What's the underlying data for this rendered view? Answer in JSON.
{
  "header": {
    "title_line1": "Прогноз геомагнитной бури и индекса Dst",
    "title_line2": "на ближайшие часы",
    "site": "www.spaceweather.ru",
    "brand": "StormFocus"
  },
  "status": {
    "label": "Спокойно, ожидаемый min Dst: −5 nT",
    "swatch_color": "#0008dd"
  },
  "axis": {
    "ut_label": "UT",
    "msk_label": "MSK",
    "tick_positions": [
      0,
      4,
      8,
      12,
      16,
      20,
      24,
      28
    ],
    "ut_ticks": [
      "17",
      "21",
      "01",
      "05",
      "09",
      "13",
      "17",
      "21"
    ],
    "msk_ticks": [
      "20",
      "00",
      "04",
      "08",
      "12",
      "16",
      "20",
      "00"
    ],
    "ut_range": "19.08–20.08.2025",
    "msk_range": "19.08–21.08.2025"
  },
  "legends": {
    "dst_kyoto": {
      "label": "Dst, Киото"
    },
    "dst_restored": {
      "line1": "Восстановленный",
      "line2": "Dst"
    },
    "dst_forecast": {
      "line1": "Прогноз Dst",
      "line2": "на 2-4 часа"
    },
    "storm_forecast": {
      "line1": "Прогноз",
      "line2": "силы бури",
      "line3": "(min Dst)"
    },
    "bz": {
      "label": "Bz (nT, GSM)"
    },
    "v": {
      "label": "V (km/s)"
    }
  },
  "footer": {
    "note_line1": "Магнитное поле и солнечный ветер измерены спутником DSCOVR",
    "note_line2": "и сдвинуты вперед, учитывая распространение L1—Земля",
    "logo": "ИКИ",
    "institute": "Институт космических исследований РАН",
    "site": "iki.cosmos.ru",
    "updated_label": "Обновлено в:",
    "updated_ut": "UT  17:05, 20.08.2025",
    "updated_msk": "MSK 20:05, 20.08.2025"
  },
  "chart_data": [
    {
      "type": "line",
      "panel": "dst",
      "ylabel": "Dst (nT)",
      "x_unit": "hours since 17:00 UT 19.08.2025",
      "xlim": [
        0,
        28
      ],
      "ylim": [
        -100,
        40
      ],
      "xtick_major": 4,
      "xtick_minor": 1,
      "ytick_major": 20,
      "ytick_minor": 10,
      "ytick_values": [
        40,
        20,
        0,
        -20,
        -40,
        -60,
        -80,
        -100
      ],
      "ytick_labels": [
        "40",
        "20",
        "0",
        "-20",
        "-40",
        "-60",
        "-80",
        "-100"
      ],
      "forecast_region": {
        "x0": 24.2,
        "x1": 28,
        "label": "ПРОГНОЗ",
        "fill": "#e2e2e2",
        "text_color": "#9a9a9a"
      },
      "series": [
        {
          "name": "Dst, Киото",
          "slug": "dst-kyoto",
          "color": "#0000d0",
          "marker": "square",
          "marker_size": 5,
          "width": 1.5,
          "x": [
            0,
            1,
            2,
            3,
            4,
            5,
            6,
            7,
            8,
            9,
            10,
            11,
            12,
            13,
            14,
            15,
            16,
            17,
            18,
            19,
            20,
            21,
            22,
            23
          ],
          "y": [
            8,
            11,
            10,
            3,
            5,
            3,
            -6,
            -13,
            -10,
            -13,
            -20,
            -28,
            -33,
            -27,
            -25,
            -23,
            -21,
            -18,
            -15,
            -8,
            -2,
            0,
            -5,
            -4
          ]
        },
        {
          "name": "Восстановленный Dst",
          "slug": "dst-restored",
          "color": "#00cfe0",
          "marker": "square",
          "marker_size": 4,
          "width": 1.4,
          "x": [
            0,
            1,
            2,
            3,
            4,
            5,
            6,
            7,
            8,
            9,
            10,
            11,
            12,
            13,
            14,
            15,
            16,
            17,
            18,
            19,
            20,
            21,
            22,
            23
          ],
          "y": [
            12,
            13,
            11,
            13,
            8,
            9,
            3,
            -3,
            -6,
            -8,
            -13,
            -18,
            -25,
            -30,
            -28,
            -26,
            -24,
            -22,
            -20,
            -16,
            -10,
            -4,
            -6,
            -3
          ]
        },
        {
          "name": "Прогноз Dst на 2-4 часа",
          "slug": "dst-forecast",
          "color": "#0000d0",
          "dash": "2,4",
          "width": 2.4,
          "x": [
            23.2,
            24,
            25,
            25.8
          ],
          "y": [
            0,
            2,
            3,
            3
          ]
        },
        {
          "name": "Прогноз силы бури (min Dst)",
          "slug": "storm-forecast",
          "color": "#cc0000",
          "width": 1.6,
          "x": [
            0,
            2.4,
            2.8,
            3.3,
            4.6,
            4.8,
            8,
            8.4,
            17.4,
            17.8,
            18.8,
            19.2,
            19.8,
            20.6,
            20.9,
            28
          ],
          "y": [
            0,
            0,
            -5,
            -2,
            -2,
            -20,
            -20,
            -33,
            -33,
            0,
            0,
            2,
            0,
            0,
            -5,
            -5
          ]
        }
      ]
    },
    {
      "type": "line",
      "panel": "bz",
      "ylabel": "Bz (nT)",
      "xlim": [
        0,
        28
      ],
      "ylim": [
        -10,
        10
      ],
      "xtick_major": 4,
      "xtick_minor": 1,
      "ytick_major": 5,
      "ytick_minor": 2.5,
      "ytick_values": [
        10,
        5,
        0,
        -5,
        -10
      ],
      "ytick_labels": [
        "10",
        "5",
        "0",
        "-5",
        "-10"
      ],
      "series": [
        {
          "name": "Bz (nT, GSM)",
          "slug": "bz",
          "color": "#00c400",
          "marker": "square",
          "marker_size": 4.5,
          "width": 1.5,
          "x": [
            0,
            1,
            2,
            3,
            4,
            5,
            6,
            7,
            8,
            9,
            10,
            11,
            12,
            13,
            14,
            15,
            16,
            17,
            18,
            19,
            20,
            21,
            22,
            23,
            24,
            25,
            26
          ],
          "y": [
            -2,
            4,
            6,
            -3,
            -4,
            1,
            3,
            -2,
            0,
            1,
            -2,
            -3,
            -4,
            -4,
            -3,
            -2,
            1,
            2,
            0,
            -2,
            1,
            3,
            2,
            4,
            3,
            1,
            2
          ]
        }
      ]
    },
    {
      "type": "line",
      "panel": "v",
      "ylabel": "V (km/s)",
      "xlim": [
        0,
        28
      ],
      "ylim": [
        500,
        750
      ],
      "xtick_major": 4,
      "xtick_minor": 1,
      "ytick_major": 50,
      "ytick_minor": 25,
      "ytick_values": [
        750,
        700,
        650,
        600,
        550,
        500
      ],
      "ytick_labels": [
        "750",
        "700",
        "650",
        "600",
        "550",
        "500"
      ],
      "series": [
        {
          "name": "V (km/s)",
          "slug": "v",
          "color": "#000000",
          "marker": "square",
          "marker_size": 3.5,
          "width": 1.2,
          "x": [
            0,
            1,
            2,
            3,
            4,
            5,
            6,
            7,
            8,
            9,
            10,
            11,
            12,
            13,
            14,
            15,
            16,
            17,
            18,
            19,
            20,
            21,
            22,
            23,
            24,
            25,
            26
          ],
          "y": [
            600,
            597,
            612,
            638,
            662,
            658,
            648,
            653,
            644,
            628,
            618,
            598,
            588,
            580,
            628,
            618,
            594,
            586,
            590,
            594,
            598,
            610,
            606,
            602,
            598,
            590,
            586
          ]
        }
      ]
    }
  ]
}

Short exercise: What is the number of lines above that contain the string "name"? Answer with the number alone.

The completed task: 6